Scan the records for the string "value"; copy each line where it occurs.

------ MATERIAL FOR THIS TASK

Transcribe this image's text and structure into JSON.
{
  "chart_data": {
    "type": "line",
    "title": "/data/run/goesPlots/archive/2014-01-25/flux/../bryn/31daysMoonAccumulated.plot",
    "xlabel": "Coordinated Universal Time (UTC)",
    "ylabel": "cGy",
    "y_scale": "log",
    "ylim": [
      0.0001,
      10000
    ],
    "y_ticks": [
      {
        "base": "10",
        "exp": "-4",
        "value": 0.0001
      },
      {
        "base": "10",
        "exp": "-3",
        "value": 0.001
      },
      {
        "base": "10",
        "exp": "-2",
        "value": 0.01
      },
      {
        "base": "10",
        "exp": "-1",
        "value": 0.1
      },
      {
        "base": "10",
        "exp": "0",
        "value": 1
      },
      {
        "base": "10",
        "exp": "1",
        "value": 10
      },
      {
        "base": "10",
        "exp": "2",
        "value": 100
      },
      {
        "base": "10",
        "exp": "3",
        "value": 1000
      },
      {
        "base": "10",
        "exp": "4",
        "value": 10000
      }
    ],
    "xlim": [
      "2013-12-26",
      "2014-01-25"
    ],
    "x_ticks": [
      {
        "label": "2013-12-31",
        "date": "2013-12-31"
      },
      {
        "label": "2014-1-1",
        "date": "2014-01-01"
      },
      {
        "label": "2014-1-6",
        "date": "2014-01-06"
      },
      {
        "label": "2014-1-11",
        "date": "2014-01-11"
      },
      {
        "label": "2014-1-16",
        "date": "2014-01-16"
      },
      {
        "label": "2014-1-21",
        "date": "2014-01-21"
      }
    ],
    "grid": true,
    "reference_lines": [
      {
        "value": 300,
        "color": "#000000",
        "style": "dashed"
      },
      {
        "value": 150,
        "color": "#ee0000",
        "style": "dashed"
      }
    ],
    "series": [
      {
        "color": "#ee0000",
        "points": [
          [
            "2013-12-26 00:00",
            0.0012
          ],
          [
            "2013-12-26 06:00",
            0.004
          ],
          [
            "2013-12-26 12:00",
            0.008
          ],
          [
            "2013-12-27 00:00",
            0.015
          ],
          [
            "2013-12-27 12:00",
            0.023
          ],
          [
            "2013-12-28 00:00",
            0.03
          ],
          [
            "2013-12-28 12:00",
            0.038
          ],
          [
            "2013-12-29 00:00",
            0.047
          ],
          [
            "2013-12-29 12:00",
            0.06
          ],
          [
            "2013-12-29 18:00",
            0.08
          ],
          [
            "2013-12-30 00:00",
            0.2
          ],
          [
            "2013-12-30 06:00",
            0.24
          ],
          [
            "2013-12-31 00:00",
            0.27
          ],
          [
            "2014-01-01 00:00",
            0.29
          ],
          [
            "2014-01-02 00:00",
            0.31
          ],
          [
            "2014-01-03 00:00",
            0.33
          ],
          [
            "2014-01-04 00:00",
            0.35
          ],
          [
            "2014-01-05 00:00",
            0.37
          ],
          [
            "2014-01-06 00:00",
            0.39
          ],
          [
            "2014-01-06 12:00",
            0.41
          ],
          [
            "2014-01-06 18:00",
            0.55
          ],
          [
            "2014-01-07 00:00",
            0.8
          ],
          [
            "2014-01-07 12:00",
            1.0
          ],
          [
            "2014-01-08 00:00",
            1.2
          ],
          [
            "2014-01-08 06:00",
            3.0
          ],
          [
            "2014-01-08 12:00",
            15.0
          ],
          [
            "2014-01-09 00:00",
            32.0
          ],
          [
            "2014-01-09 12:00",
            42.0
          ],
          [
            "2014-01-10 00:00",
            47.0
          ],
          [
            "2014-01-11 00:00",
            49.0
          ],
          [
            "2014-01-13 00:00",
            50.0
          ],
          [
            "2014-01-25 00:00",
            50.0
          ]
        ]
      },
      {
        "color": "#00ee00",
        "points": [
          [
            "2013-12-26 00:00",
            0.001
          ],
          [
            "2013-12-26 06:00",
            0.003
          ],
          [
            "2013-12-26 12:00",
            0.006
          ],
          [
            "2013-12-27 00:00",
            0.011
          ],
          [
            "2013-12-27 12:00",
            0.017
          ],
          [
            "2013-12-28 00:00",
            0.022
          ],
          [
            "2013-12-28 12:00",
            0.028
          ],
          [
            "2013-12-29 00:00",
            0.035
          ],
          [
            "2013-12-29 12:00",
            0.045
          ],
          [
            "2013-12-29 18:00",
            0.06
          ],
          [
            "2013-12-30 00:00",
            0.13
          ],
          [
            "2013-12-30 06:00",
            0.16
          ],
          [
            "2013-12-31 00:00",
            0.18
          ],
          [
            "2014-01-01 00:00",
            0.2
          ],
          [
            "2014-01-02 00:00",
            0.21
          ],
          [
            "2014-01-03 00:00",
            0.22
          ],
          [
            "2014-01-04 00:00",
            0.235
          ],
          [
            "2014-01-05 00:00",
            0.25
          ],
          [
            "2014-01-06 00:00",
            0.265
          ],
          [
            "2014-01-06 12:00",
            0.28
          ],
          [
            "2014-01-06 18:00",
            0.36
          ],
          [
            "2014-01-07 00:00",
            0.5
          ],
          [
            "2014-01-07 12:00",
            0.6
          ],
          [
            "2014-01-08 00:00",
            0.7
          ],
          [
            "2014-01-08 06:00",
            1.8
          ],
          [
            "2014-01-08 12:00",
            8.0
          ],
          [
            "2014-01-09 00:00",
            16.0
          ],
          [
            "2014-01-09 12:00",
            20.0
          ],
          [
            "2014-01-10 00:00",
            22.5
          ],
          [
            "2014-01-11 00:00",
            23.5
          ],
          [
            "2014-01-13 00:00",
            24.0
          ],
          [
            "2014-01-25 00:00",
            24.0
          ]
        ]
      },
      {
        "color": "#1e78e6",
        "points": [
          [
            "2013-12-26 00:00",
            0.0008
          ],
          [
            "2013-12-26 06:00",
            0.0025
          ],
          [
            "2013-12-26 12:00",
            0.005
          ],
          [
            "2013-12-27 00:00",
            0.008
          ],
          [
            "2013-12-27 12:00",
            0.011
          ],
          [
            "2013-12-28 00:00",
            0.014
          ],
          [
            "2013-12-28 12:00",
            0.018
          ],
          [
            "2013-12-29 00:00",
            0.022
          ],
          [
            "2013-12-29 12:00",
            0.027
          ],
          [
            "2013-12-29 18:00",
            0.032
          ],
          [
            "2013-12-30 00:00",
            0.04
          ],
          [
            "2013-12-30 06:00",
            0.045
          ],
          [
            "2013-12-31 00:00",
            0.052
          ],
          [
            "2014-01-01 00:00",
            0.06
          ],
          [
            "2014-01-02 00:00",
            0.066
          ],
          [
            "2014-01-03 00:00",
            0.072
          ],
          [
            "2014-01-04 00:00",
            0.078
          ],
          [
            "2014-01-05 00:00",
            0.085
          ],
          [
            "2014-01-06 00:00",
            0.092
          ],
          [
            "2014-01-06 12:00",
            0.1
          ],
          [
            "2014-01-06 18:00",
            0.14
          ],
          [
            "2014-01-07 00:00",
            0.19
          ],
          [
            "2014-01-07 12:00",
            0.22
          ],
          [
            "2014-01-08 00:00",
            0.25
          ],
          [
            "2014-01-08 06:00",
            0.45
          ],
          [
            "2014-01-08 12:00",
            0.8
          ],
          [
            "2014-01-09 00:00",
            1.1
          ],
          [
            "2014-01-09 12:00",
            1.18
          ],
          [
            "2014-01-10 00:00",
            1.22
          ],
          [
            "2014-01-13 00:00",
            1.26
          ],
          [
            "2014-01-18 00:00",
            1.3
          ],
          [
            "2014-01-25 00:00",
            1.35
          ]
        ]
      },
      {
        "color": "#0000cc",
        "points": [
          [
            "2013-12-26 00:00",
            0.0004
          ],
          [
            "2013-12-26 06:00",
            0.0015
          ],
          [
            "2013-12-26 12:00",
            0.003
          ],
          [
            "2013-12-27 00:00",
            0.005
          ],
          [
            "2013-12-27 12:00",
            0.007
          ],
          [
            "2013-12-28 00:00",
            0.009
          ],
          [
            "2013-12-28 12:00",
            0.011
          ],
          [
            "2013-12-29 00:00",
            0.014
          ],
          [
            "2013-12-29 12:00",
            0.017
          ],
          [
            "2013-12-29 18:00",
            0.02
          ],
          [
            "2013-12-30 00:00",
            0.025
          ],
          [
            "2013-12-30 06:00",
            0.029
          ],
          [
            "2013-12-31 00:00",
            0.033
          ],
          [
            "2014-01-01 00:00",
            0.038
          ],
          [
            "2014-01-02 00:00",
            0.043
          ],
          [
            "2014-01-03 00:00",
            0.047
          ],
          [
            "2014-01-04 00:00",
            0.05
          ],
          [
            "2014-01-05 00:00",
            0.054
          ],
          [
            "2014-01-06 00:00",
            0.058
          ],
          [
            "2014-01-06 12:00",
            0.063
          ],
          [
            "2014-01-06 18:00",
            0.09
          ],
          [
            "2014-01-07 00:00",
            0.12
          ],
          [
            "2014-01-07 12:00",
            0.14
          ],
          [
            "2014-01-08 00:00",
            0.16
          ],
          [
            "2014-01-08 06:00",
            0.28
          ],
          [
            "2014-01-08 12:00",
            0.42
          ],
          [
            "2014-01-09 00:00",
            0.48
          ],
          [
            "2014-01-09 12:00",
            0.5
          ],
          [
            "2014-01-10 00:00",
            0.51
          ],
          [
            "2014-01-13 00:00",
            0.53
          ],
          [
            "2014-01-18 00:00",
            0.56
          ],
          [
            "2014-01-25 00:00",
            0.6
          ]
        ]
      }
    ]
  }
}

------------

TASK RESULT:
        "value": 0.0001
        "value": 0.001
        "value": 0.01
        "value": 0.1
        "value": 1
        "value": 10
        "value": 100
        "value": 1000
        "value": 10000
        "value": 300,
        "value": 150,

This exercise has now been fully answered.